THE PROBLEM - Each line below either holds the string "frères" or doesn't. Count those that do and give only the number.
┄┄┄┄┄┄┄┄┄┄┄┄┄┄┄┄┄┄┄┄
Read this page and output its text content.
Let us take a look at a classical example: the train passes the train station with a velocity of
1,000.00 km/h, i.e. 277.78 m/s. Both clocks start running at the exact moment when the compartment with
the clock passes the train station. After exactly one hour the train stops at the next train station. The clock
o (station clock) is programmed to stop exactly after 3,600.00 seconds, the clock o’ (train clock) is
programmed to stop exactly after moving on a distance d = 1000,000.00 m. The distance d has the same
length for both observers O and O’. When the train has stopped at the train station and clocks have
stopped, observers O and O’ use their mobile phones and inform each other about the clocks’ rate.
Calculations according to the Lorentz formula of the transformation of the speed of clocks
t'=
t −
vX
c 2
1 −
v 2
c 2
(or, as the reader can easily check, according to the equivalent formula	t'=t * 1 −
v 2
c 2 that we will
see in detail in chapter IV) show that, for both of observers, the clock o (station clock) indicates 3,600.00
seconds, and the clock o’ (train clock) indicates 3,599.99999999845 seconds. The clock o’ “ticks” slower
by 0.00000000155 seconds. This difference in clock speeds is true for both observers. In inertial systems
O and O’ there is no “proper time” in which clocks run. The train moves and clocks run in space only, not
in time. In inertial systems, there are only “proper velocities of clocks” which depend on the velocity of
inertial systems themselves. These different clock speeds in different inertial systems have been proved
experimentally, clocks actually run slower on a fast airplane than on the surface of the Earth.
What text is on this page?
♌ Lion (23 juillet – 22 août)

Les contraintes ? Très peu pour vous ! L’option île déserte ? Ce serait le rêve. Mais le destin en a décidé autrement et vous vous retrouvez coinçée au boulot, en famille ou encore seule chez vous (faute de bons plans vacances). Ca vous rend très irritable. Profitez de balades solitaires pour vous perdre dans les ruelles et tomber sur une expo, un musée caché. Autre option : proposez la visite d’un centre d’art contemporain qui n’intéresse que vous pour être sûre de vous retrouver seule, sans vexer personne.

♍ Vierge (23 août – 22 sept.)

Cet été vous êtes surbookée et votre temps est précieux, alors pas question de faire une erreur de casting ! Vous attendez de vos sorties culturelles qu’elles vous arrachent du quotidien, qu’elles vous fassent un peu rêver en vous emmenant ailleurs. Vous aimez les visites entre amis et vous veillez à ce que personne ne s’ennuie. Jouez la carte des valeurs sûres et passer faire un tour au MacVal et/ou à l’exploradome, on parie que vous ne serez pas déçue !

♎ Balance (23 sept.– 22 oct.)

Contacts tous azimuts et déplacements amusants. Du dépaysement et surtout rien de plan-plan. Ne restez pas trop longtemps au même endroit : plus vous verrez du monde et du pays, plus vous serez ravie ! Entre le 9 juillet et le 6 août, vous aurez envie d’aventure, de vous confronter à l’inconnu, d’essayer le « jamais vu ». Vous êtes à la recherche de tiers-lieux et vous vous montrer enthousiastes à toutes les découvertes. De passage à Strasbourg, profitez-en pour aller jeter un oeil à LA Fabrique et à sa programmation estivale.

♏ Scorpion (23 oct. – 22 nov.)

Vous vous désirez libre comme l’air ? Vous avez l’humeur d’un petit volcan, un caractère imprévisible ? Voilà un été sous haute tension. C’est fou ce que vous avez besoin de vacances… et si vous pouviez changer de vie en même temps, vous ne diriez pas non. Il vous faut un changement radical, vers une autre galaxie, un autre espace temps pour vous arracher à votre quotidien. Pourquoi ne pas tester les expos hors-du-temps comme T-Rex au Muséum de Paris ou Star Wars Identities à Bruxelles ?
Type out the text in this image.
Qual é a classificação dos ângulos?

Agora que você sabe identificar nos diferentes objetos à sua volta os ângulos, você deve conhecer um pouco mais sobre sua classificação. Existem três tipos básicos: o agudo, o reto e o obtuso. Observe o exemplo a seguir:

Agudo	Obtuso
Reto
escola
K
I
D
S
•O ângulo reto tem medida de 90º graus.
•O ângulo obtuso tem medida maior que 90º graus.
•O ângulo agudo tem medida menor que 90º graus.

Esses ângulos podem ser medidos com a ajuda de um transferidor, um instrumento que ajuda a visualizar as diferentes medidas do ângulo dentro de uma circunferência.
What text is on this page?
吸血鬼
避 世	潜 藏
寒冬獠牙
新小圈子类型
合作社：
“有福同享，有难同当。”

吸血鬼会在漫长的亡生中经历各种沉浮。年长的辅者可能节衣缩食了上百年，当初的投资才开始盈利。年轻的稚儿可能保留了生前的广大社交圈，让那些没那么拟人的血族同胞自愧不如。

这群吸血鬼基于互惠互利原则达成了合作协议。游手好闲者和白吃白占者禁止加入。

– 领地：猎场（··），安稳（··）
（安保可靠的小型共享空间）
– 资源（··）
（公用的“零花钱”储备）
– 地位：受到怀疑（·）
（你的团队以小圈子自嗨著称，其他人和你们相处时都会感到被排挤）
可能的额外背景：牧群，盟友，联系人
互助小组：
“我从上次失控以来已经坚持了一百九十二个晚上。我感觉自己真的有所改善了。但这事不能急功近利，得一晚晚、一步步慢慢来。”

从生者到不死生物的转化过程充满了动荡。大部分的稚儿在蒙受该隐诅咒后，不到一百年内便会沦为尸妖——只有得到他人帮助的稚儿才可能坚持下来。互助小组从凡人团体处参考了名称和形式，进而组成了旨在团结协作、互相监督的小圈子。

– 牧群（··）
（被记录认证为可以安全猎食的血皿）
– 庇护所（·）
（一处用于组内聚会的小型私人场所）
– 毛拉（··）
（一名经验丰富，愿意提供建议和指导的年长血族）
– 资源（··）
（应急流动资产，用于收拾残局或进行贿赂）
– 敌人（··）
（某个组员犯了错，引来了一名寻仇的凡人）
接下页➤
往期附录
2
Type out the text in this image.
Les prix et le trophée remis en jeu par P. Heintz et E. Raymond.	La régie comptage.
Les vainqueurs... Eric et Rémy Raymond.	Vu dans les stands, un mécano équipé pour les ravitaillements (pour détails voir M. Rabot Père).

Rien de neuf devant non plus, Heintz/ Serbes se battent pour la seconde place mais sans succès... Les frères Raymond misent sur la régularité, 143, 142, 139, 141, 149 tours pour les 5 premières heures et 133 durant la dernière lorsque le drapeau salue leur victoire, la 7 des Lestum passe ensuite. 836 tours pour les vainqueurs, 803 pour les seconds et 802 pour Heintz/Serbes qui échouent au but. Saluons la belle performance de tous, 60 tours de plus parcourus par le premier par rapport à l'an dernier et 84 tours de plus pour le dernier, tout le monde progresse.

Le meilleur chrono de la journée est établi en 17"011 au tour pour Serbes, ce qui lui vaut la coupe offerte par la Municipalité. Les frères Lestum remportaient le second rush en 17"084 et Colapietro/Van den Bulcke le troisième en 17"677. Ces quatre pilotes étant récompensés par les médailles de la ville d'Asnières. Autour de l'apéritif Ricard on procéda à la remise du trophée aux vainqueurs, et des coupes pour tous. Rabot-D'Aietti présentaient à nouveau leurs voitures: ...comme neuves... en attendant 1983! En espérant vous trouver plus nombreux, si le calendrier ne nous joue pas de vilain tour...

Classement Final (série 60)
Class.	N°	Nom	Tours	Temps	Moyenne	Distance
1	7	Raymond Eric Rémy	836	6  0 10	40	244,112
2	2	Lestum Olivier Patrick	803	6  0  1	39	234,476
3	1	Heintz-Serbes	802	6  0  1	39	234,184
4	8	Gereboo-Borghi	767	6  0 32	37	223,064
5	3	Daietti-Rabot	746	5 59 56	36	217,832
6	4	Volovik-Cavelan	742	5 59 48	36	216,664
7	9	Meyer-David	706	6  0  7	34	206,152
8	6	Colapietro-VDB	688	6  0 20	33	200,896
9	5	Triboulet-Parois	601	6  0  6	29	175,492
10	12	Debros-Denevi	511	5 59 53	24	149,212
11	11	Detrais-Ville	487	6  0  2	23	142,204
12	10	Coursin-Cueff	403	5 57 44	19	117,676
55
┄┄┄┄┄┄┄┄┄┄┄┄┄┄┄┄┄┄┄┄
OUTPUT OF THE EXERCISE - 2